## REQUIREMENT 1
In the passage on the fantasy of participation, begin at the words "Tamagotchi is a" and stop after "Fantasy of Participation.", then give that part again with "Tamagotchi" changed to "the virtual pet" throughout.
## REQUIREMENT 2
Render this sentence from the passage on the fantasy of participation in French: "For Žižek, the shadowy double of interactivity is interpassivity; they are two sides of the same coin."

## PAGE EXTRACT
The fantasy of participation
New media is heralded for its accessibility and greater participation it enables, anyone with Internet access can start a blog or Tweet and further, it permits greater engagement and interactivity by participants through comments, re-tweet, liking, disrupting the one-way relationship of mass media. It not hard to be excited by the new possibilities these technological advances enable, however, there have been criticisms against the veracity of this optimism. Dean (2009) in Democracy and other neoliberal fantasies argues that democracy is realised in communicative capitalism by the increased accessibility, interactivity and participation that new media has afforded, yet democracy has failed to fulfill its promises of collective empowerment. Whilst this paper does not abandon the democratic project, it does take up some of Dean’s analysis and critique of communicative capitalism, as they illustrate how the promise of empowerment offered by interactivity is often empty.
The passivity of the audience is the key aspect, Dean proposes, for Debord’s discussion of mass media, and, further, that Debord’s ‘arguments thus proceed as if the problem of the spectacle remained, for all its dispersion, ultimately a matter of top-down control, of actors and spectators’ (Dean, 2010: 109). Dean argues, however, the problem we face today is even more radical and pervasive. The spectacle has become something we do not merely receive but we participate in, and sometimes under the guise of political activism. Dean uses Žižek’s notion of interpassivity to demonstrate how the experience of raising-awareness creates the illusion of political action (Dean, 2009). For Žižek, the shadowy double of interactivity is interpassivity; they are two sides of the same coin. We can be passive while active via the Other, for example, a parent deriving satisfaction through their child’s success. We can also be active while passive via the Other. For Žižek, when his VCR records TV shows this satisfies his desires to relax passively in front of a TV without actually watching the TV show, which gives him more time to engage in other activities. Hence, passivity and activity are better understood not as opposites but interrelated; activity is not the same as political action and passivity is not the opposite of action. If an object enjoys passively in our stead, we do not have to bother with passive responses, and we can concentrate on more important activities. The very denial of our passive responses paradoxically hinders our ability to politically act, as we saw above the dangers of losing the space to think and reflect.
Tamagotchi is a popular Japanese digitalised, high-maintenance toy pet that demands the owner to feed, play with and nurture it. For Žižek, the success of Tamagotchi can be understood by interpassitivity’s capacity to act in one’s stead; it can replicate the desire to nurture and care for a real pet without the same responsibilities and commitment (1999). Similarly, by engaging in digital substitutes for political action such as signing a petition or sharing a political article, we satisfy the desire to make a political difference while maintaining one’s individualistic a-political lifestyle; ‘You think you are active, while your true position, as it is embodied in the fetish, is passive... ’ (Žižek, 1999: 149). Dean describes the affective illusion of engaging in politics as the Fantasy of Participation.
Figure 2: From the passive audience of the spectacle to the interactive and participatory audience of the spectacle (Gao, 2014).

## DATA SECTION
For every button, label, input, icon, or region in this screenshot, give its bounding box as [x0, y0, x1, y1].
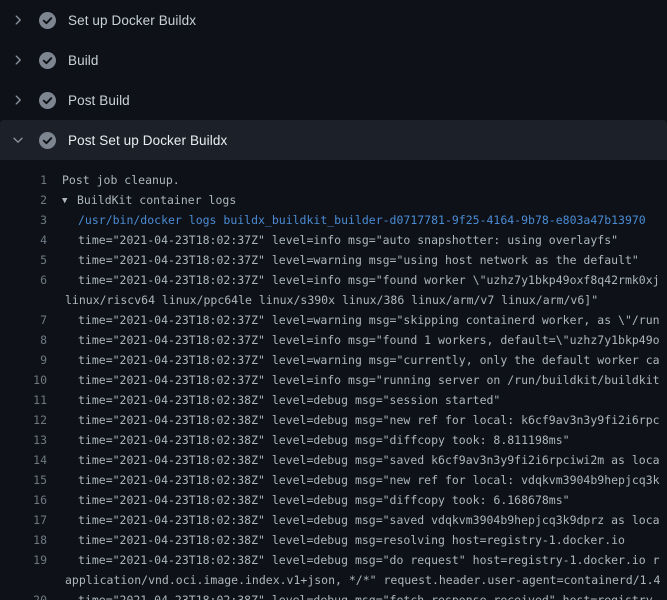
log-line-number[interactable]: 5 — [0, 250, 47, 270]
log-line: 19 time="2021-04-23T18:02:38Z" level=debu… — [0, 550, 667, 570]
step-build[interactable]: Build — [0, 40, 667, 80]
log-line-number[interactable]: 17 — [0, 510, 47, 530]
log-line-number[interactable]: 18 — [0, 530, 47, 550]
log-line-number[interactable]: 6 — [0, 270, 47, 290]
log-group-toggle[interactable]: ▼BuildKit container logs — [62, 190, 236, 210]
log-line-text: time="2021-04-23T18:02:38Z" level=debug … — [78, 550, 660, 570]
log-line: 15 time="2021-04-23T18:02:38Z" level=debu… — [0, 470, 667, 490]
log-line-text: time="2021-04-23T18:02:37Z" level=warnin… — [78, 350, 660, 370]
log-line-text: time="2021-04-23T18:02:37Z" level=info m… — [78, 270, 660, 290]
log-line: application/vnd.oci.image.index.v1+json,… — [0, 570, 667, 590]
log-line-number — [0, 570, 47, 590]
log-line: 10 time="2021-04-23T18:02:37Z" level=info… — [0, 370, 667, 390]
log-line: 4 time="2021-04-23T18:02:37Z" level=info … — [0, 230, 667, 250]
step-set-up-docker-buildx[interactable]: Set up Docker Buildx — [0, 0, 667, 40]
step-label: Post Set up Docker Buildx — [68, 133, 227, 148]
log-line-text: time="2021-04-23T18:02:38Z" level=debug … — [78, 510, 660, 530]
log-line-text: time="2021-04-23T18:02:38Z" level=debug … — [78, 430, 570, 450]
log-line-number[interactable]: 4 — [0, 230, 47, 250]
step-label: Post Build — [68, 93, 130, 108]
log-line: 1 Post job cleanup. — [0, 170, 667, 190]
check-circle-icon — [39, 132, 56, 149]
log-line-text: time="2021-04-23T18:02:37Z" level=warnin… — [78, 310, 660, 330]
log-line-number[interactable]: 11 — [0, 390, 47, 410]
log-line-number[interactable]: 10 — [0, 370, 47, 390]
chevron-down-icon — [11, 133, 25, 147]
log-line-number[interactable]: 7 — [0, 310, 47, 330]
log-line-number[interactable]: 9 — [0, 350, 47, 370]
chevron-right-icon — [11, 53, 25, 67]
log-group-line: 2 ▼BuildKit container logs — [0, 190, 667, 210]
log-line-text: time="2021-04-23T18:02:38Z" level=debug … — [78, 450, 660, 470]
log-line: 11 time="2021-04-23T18:02:38Z" level=debu… — [0, 390, 667, 410]
log-output: 1 Post job cleanup. 2 ▼BuildKit container l… — [0, 160, 667, 600]
log-line-number[interactable]: 16 — [0, 490, 47, 510]
log-line: linux/riscv64 linux/ppc64le linux/s390x … — [0, 290, 667, 310]
log-line: 20 time="2021-04-23T18:02:38Z" level=debu… — [0, 590, 667, 600]
step-label: Build — [68, 53, 99, 68]
log-line-text: time="2021-04-23T18:02:38Z" level=debug … — [78, 390, 500, 410]
log-line-text: time="2021-04-23T18:02:38Z" level=debug … — [78, 410, 660, 430]
check-circle-icon — [39, 92, 56, 109]
step-post-build[interactable]: Post Build — [0, 80, 667, 120]
log-line: 3/usr/bin/docker logs buildx_buildkit_bu… — [0, 210, 667, 230]
log-line: 7 time="2021-04-23T18:02:37Z" level=warni… — [0, 310, 667, 330]
step-post-set-up-docker-buildx[interactable]: Post Set up Docker Buildx — [0, 120, 667, 160]
log-line-text: application/vnd.oci.image.index.v1+json,… — [65, 570, 660, 590]
log-line: 17 time="2021-04-23T18:02:38Z" level=debu… — [0, 510, 667, 530]
log-line-text: time="2021-04-23T18:02:38Z" level=debug … — [78, 590, 660, 600]
log-line-number[interactable]: 14 — [0, 450, 47, 470]
log-line-text: linux/riscv64 linux/ppc64le linux/s390x … — [65, 290, 598, 310]
check-circle-icon — [39, 12, 56, 29]
log-line: 14 time="2021-04-23T18:02:38Z" level=debu… — [0, 450, 667, 470]
log-line-text: time="2021-04-23T18:02:38Z" level=debug … — [78, 470, 660, 490]
log-group-label: BuildKit container logs — [77, 193, 236, 207]
log-line-number[interactable]: 15 — [0, 470, 47, 490]
log-line: 12 time="2021-04-23T18:02:38Z" level=debu… — [0, 410, 667, 430]
log-line-text: time="2021-04-23T18:02:38Z" level=debug … — [78, 490, 570, 510]
log-line: 6 time="2021-04-23T18:02:37Z" level=info … — [0, 270, 667, 290]
log-line: 9 time="2021-04-23T18:02:37Z" level=warni… — [0, 350, 667, 370]
log-line-text: time="2021-04-23T18:02:38Z" level=debug … — [78, 530, 625, 550]
log-line: 8 time="2021-04-23T18:02:37Z" level=info … — [0, 330, 667, 350]
log-line-text: time="2021-04-23T18:02:37Z" level=info m… — [78, 330, 660, 350]
log-line: 18 time="2021-04-23T18:02:38Z" level=debu… — [0, 530, 667, 550]
log-line-number[interactable]: 1 — [0, 170, 47, 190]
log-command-text: /usr/bin/docker logs buildx_buildkit_bui… — [78, 210, 646, 230]
log-line-number[interactable]: 19 — [0, 550, 47, 570]
log-line: 5 time="2021-04-23T18:02:37Z" level=warni… — [0, 250, 667, 270]
workflow-log-viewer: Set up Docker Buildx Build Post Build — [0, 0, 667, 600]
group-expanded-triangle-icon: ▼ — [62, 191, 77, 211]
log-line-number[interactable]: 3 — [0, 210, 47, 230]
log-line-number[interactable]: 20 — [0, 590, 47, 600]
chevron-right-icon — [11, 93, 25, 107]
check-circle-icon — [39, 52, 56, 69]
log-line-text: time="2021-04-23T18:02:37Z" level=info m… — [78, 230, 618, 250]
step-list: Set up Docker Buildx Build Post Build — [0, 0, 667, 160]
log-line: 16 time="2021-04-23T18:02:38Z" level=debu… — [0, 490, 667, 510]
log-line: 13 time="2021-04-23T18:02:38Z" level=debu… — [0, 430, 667, 450]
log-line-number[interactable]: 13 — [0, 430, 47, 450]
chevron-right-icon — [11, 13, 25, 27]
log-line-number — [0, 290, 47, 310]
log-line-number[interactable]: 8 — [0, 330, 47, 350]
log-line-number[interactable]: 12 — [0, 410, 47, 430]
log-line-number[interactable]: 2 — [0, 190, 47, 210]
step-label: Set up Docker Buildx — [68, 13, 196, 28]
log-line-text: time="2021-04-23T18:02:37Z" level=warnin… — [78, 250, 639, 270]
log-line-text: time="2021-04-23T18:02:37Z" level=info m… — [78, 370, 660, 390]
log-line-text: Post job cleanup. — [62, 170, 180, 190]
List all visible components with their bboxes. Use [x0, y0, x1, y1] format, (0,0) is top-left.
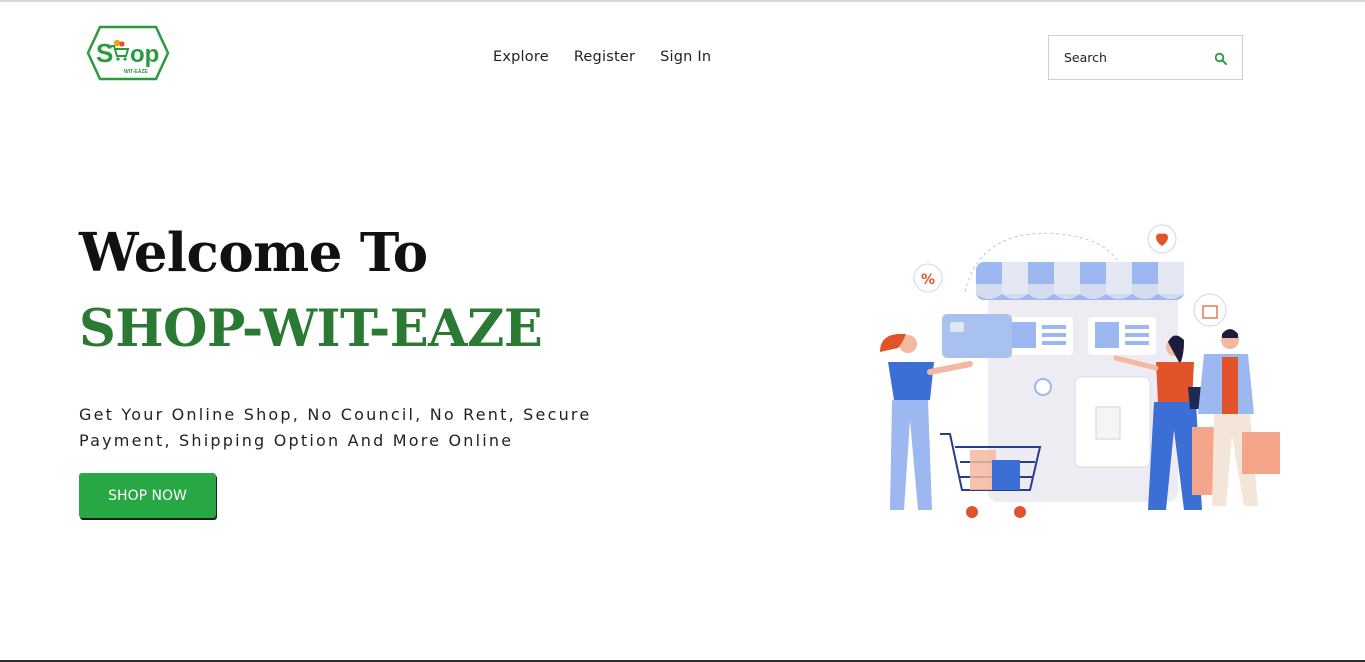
svg-text:S: S: [96, 38, 113, 68]
hero-heading: Welcome To: [79, 222, 428, 284]
nav-signin-link[interactable]: Sign In: [660, 49, 711, 65]
search-input[interactable]: [1064, 50, 1214, 65]
svg-text:op: op: [130, 41, 159, 68]
hero-brand-heading: SHOP-WIT-EAZE: [79, 299, 543, 359]
shop-logo[interactable]: S op WIT-EAZE: [86, 24, 170, 82]
top-border: [0, 0, 1365, 2]
shop-now-button[interactable]: SHOP NOW: [79, 473, 216, 518]
nav-register-link[interactable]: Register: [574, 49, 635, 65]
nav-explore-link[interactable]: Explore: [493, 49, 549, 65]
logo-graphic: S op WIT-EAZE: [86, 25, 170, 81]
search-box: [1048, 35, 1243, 80]
svg-text:WIT-EAZE: WIT-EAZE: [124, 69, 149, 75]
search-icon[interactable]: [1214, 51, 1228, 65]
shopping-illustration: %: [870, 222, 1290, 527]
svg-text:%: %: [921, 272, 935, 288]
hero-tagline: Get Your Online Shop, No Council, No Ren…: [79, 405, 592, 450]
main-nav: Explore Register Sign In: [493, 49, 711, 65]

## CORRECT RESULT 1
the virtual pet is a popular Japanese digitalised, high-maintenance toy pet that demands the owner to feed, play with and nurture it. For Žižek, the success of the virtual pet can be understood by interpassitivity’s capacity to act in one’s stead; it can replicate the desire to nurture and care for a real pet without the same responsibilities and commitment (1999). Similarly, by engaging in digital substitutes for political action such as signing a petition or sharing a political article, we satisfy the desire to make a political difference while maintaining one’s individualistic a-political lifestyle; ‘You think you are active, while your true position, as it is embodied in the fetish, is passive... ’ (Žižek, 1999: 149). Dean describes the affective illusion of engaging in politics as the Fantasy of Participation.

## CORRECT RESULT 2
Pour Žižek, le double obscur de l'interactivité est l'interpassivité ; ce sont les deux faces d'une même médaille.